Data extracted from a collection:
++++++++++++++++++++

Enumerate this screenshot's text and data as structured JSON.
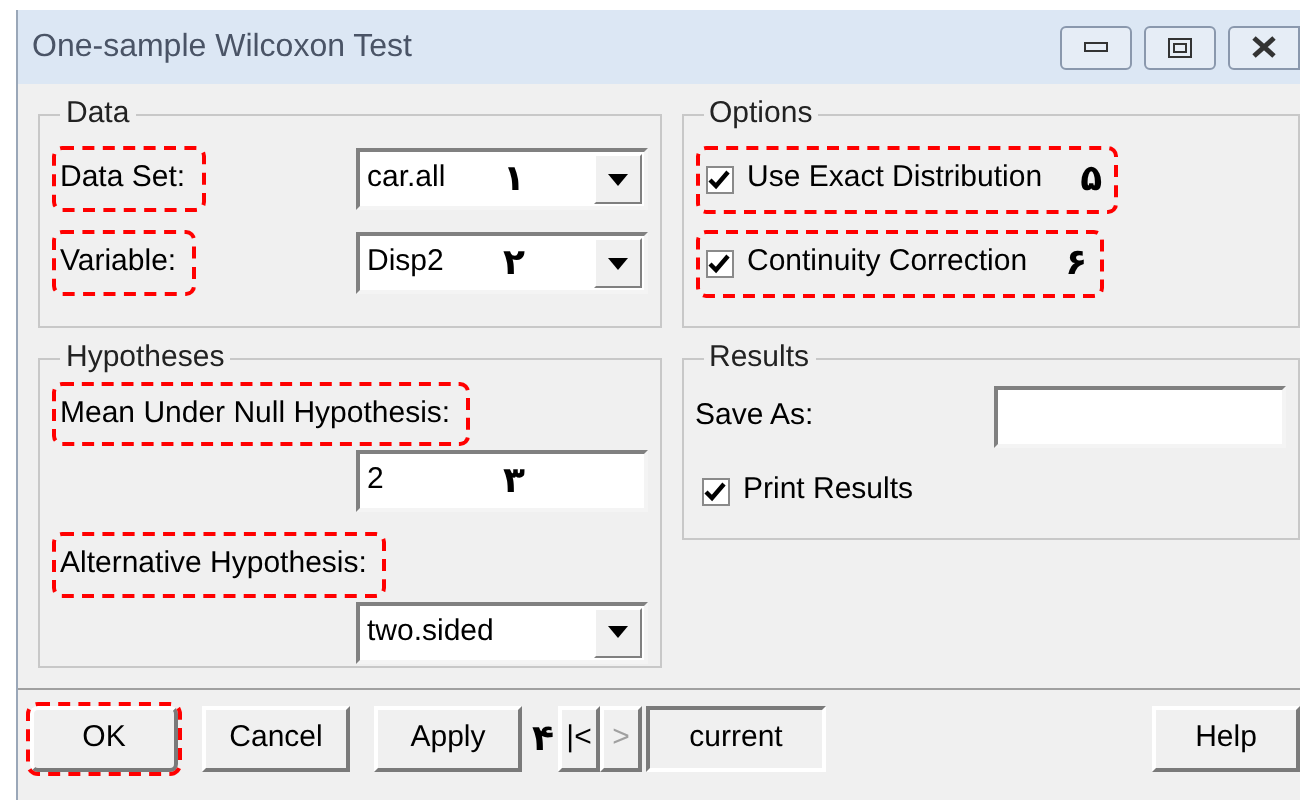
{
  "window": {
    "title": "One-sample Wilcoxon Test"
  },
  "data": {
    "title": "Data",
    "fields": [
      {
        "label": "Data Set:",
        "value": "car.all",
        "kind": "dropdown",
        "highlighted": true,
        "marker": "۱"
      },
      {
        "label": "Variable:",
        "value": "Disp2",
        "kind": "dropdown",
        "highlighted": true,
        "marker": "۲"
      }
    ]
  },
  "options": {
    "title": "Options",
    "checkboxes": [
      {
        "label": "Use Exact Distribution",
        "checked": true,
        "highlighted": true,
        "marker": "۵"
      },
      {
        "label": "Continuity Correction",
        "checked": true,
        "highlighted": true,
        "marker": "۶"
      }
    ]
  },
  "hypotheses": {
    "title": "Hypotheses",
    "fields": [
      {
        "label": "Mean Under Null Hypothesis:",
        "value": "2",
        "kind": "entry",
        "highlighted": true,
        "marker": "۳"
      },
      {
        "label": "Alternative Hypothesis:",
        "value": "two.sided",
        "kind": "dropdown",
        "highlighted": true
      }
    ]
  },
  "results": {
    "title": "Results",
    "save_as": {
      "label": "Save As:"
    },
    "checkboxes": [
      {
        "label": "Print Results",
        "checked": true,
        "highlighted": false
      }
    ]
  },
  "buttons": [
    {
      "label": "OK",
      "highlighted": true
    },
    {
      "label": "Cancel",
      "highlighted": false
    },
    {
      "label": "Apply",
      "highlighted": false
    }
  ],
  "buttons_marker": "۴",
  "nav": [
    {
      "label": "|<",
      "disabled": false
    },
    {
      "label": ">",
      "disabled": true
    }
  ],
  "page": {
    "value": "current"
  },
  "help": {
    "label": "Help"
  }
}
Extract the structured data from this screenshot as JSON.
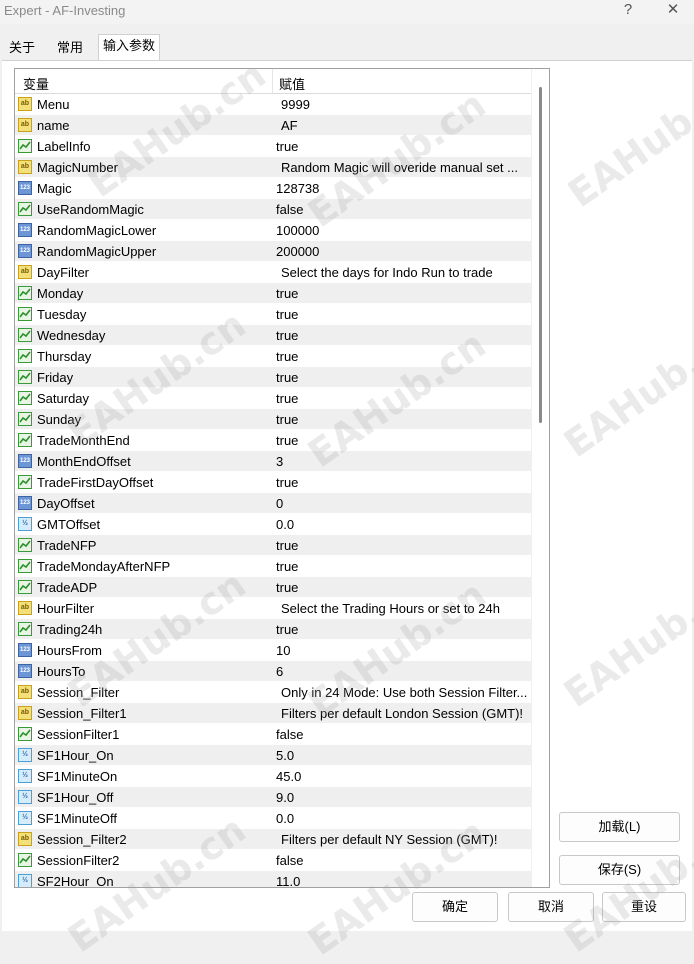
{
  "window": {
    "title": "Expert - AF-Investing",
    "help": "?",
    "close": "✕"
  },
  "tabs": [
    "关于",
    "常用",
    "输入参数"
  ],
  "table": {
    "col_variable": "变量",
    "col_value": "赋值",
    "rows": [
      {
        "type": "ab",
        "name": "Menu",
        "value": "9999"
      },
      {
        "type": "ab",
        "name": "name",
        "value": "AF"
      },
      {
        "type": "bool",
        "name": "LabelInfo",
        "value": "true"
      },
      {
        "type": "ab",
        "name": "MagicNumber",
        "value": "Random Magic will overide manual set ..."
      },
      {
        "type": "num",
        "name": "Magic",
        "value": "128738"
      },
      {
        "type": "bool",
        "name": "UseRandomMagic",
        "value": "false"
      },
      {
        "type": "num",
        "name": "RandomMagicLower",
        "value": "100000"
      },
      {
        "type": "num",
        "name": "RandomMagicUpper",
        "value": "200000"
      },
      {
        "type": "ab",
        "name": "DayFilter",
        "value": "Select the days for Indo Run to trade"
      },
      {
        "type": "bool",
        "name": "Monday",
        "value": "true"
      },
      {
        "type": "bool",
        "name": "Tuesday",
        "value": "true"
      },
      {
        "type": "bool",
        "name": "Wednesday",
        "value": "true"
      },
      {
        "type": "bool",
        "name": "Thursday",
        "value": "true"
      },
      {
        "type": "bool",
        "name": "Friday",
        "value": "true"
      },
      {
        "type": "bool",
        "name": "Saturday",
        "value": "true"
      },
      {
        "type": "bool",
        "name": "Sunday",
        "value": "true"
      },
      {
        "type": "bool",
        "name": "TradeMonthEnd",
        "value": "true"
      },
      {
        "type": "num",
        "name": "MonthEndOffset",
        "value": "3"
      },
      {
        "type": "bool",
        "name": "TradeFirstDayOffset",
        "value": "true"
      },
      {
        "type": "num",
        "name": "DayOffset",
        "value": "0"
      },
      {
        "type": "dbl",
        "name": "GMTOffset",
        "value": "0.0"
      },
      {
        "type": "bool",
        "name": "TradeNFP",
        "value": "true"
      },
      {
        "type": "bool",
        "name": "TradeMondayAfterNFP",
        "value": "true"
      },
      {
        "type": "bool",
        "name": "TradeADP",
        "value": "true"
      },
      {
        "type": "ab",
        "name": "HourFilter",
        "value": "Select the Trading Hours or set to 24h"
      },
      {
        "type": "bool",
        "name": "Trading24h",
        "value": "true"
      },
      {
        "type": "num",
        "name": "HoursFrom",
        "value": "10"
      },
      {
        "type": "num",
        "name": "HoursTo",
        "value": "6"
      },
      {
        "type": "ab",
        "name": "Session_Filter",
        "value": "Only in 24 Mode: Use both Session Filter..."
      },
      {
        "type": "ab",
        "name": "Session_Filter1",
        "value": "Filters per default London Session (GMT)!"
      },
      {
        "type": "bool",
        "name": "SessionFilter1",
        "value": "false"
      },
      {
        "type": "dbl",
        "name": "SF1Hour_On",
        "value": "5.0"
      },
      {
        "type": "dbl",
        "name": "SF1MinuteOn",
        "value": "45.0"
      },
      {
        "type": "dbl",
        "name": "SF1Hour_Off",
        "value": "9.0"
      },
      {
        "type": "dbl",
        "name": "SF1MinuteOff",
        "value": "0.0"
      },
      {
        "type": "ab",
        "name": "Session_Filter2",
        "value": "Filters per default NY Session (GMT)!"
      },
      {
        "type": "bool",
        "name": "SessionFilter2",
        "value": "false"
      },
      {
        "type": "dbl",
        "name": "SF2Hour_On",
        "value": "11.0"
      }
    ]
  },
  "icons": {
    "ab": "ab",
    "num": "123",
    "dbl": "½"
  },
  "buttons": {
    "load": "加载(L)",
    "save": "保存(S)",
    "ok": "确定",
    "cancel": "取消",
    "reset": "重设"
  },
  "watermark": "EAHub.cn"
}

++++++++++++++++++++

* **REQUIRED WORK**: Reproduce the whole listing exactly, but not the images in it.

* **RESULT FOR THIS TASK**:
Enumerate this screenshot's text and data as structured JSON.
{
  "window": {
    "title": "One-sample Wilcoxon Test"
  },
  "data": {
    "title": "Data",
    "fields": [
      {
        "label": "Data Set:",
        "value": "car.all",
        "kind": "dropdown",
        "highlighted": true,
        "marker": "۱"
      },
      {
        "label": "Variable:",
        "value": "Disp2",
        "kind": "dropdown",
        "highlighted": true,
        "marker": "۲"
      }
    ]
  },
  "options": {
    "title": "Options",
    "checkboxes": [
      {
        "label": "Use Exact Distribution",
        "checked": true,
        "highlighted": true,
        "marker": "۵"
      },
      {
        "label": "Continuity Correction",
        "checked": true,
        "highlighted": true,
        "marker": "۶"
      }
    ]
  },
  "hypotheses": {
    "title": "Hypotheses",
    "fields": [
      {
        "label": "Mean Under Null Hypothesis:",
        "value": "2",
        "kind": "entry",
        "highlighted": true,
        "marker": "۳"
      },
      {
        "label": "Alternative Hypothesis:",
        "value": "two.sided",
        "kind": "dropdown",
        "highlighted": true
      }
    ]
  },
  "results": {
    "title": "Results",
    "save_as": {
      "label": "Save As:"
    },
    "checkboxes": [
      {
        "label": "Print Results",
        "checked": true,
        "highlighted": false
      }
    ]
  },
  "buttons": [
    {
      "label": "OK",
      "highlighted": true
    },
    {
      "label": "Cancel",
      "highlighted": false
    },
    {
      "label": "Apply",
      "highlighted": false
    }
  ],
  "buttons_marker": "۴",
  "nav": [
    {
      "label": "|<",
      "disabled": false
    },
    {
      "label": ">",
      "disabled": true
    }
  ],
  "page": {
    "value": "current"
  },
  "help": {
    "label": "Help"
  }
}
Extract the structured data from this screenshot as JSON.
{
  "window": {
    "title": "Expert - AF-Investing",
    "help": "?",
    "close": "✕"
  },
  "tabs": [
    "关于",
    "常用",
    "输入参数"
  ],
  "table": {
    "col_variable": "变量",
    "col_value": "赋值",
    "rows": [
      {
        "type": "ab",
        "name": "Menu",
        "value": "9999"
      },
      {
        "type": "ab",
        "name": "name",
        "value": "AF"
      },
      {
        "type": "bool",
        "name": "LabelInfo",
        "value": "true"
      },
      {
        "type": "ab",
        "name": "MagicNumber",
        "value": "Random Magic will overide manual set ..."
      },
      {
        "type": "num",
        "name": "Magic",
        "value": "128738"
      },
      {
        "type": "bool",
        "name": "UseRandomMagic",
        "value": "false"
      },
      {
        "type": "num",
        "name": "RandomMagicLower",
        "value": "100000"
      },
      {
        "type": "num",
        "name": "RandomMagicUpper",
        "value": "200000"
      },
      {
        "type": "ab",
        "name": "DayFilter",
        "value": "Select the days for Indo Run to trade"
      },
      {
        "type": "bool",
        "name": "Monday",
        "value": "true"
      },
      {
        "type": "bool",
        "name": "Tuesday",
        "value": "true"
      },
      {
        "type": "bool",
        "name": "Wednesday",
        "value": "true"
      },
      {
        "type": "bool",
        "name": "Thursday",
        "value": "true"
      },
      {
        "type": "bool",
        "name": "Friday",
        "value": "true"
      },
      {
        "type": "bool",
        "name": "Saturday",
        "value": "true"
      },
      {
        "type": "bool",
        "name": "Sunday",
        "value": "true"
      },
      {
        "type": "bool",
        "name": "TradeMonthEnd",
        "value": "true"
      },
      {
        "type": "num",
        "name": "MonthEndOffset",
        "value": "3"
      },
      {
        "type": "bool",
        "name": "TradeFirstDayOffset",
        "value": "true"
      },
      {
        "type": "num",
        "name": "DayOffset",
        "value": "0"
      },
      {
        "type": "dbl",
        "name": "GMTOffset",
        "value": "0.0"
      },
      {
        "type": "bool",
        "name": "TradeNFP",
        "value": "true"
      },
      {
        "type": "bool",
        "name": "TradeMondayAfterNFP",
        "value": "true"
      },
      {
        "type": "bool",
        "name": "TradeADP",
        "value": "true"
      },
      {
        "type": "ab",
        "name": "HourFilter",
        "value": "Select the Trading Hours or set to 24h"
      },
      {
        "type": "bool",
        "name": "Trading24h",
        "value": "true"
      },
      {
        "type": "num",
        "name": "HoursFrom",
        "value": "10"
      },
      {
        "type": "num",
        "name": "HoursTo",
        "value": "6"
      },
      {
        "type": "ab",
        "name": "Session_Filter",
        "value": "Only in 24 Mode: Use both Session Filter..."
      },
      {
        "type": "ab",
        "name": "Session_Filter1",
        "value": "Filters per default London Session (GMT)!"
      },
      {
        "type": "bool",
        "name": "SessionFilter1",
        "value": "false"
      },
      {
        "type": "dbl",
        "name": "SF1Hour_On",
        "value": "5.0"
      },
      {
        "type": "dbl",
        "name": "SF1MinuteOn",
        "value": "45.0"
      },
      {
        "type": "dbl",
        "name": "SF1Hour_Off",
        "value": "9.0"
      },
      {
        "type": "dbl",
        "name": "SF1MinuteOff",
        "value": "0.0"
      },
      {
        "type": "ab",
        "name": "Session_Filter2",
        "value": "Filters per default NY Session (GMT)!"
      },
      {
        "type": "bool",
        "name": "SessionFilter2",
        "value": "false"
      },
      {
        "type": "dbl",
        "name": "SF2Hour_On",
        "value": "11.0"
      }
    ]
  },
  "icons": {
    "ab": "ab",
    "num": "123",
    "dbl": "½"
  },
  "buttons": {
    "load": "加载(L)",
    "save": "保存(S)",
    "ok": "确定",
    "cancel": "取消",
    "reset": "重设"
  },
  "watermark": "EAHub.cn"
}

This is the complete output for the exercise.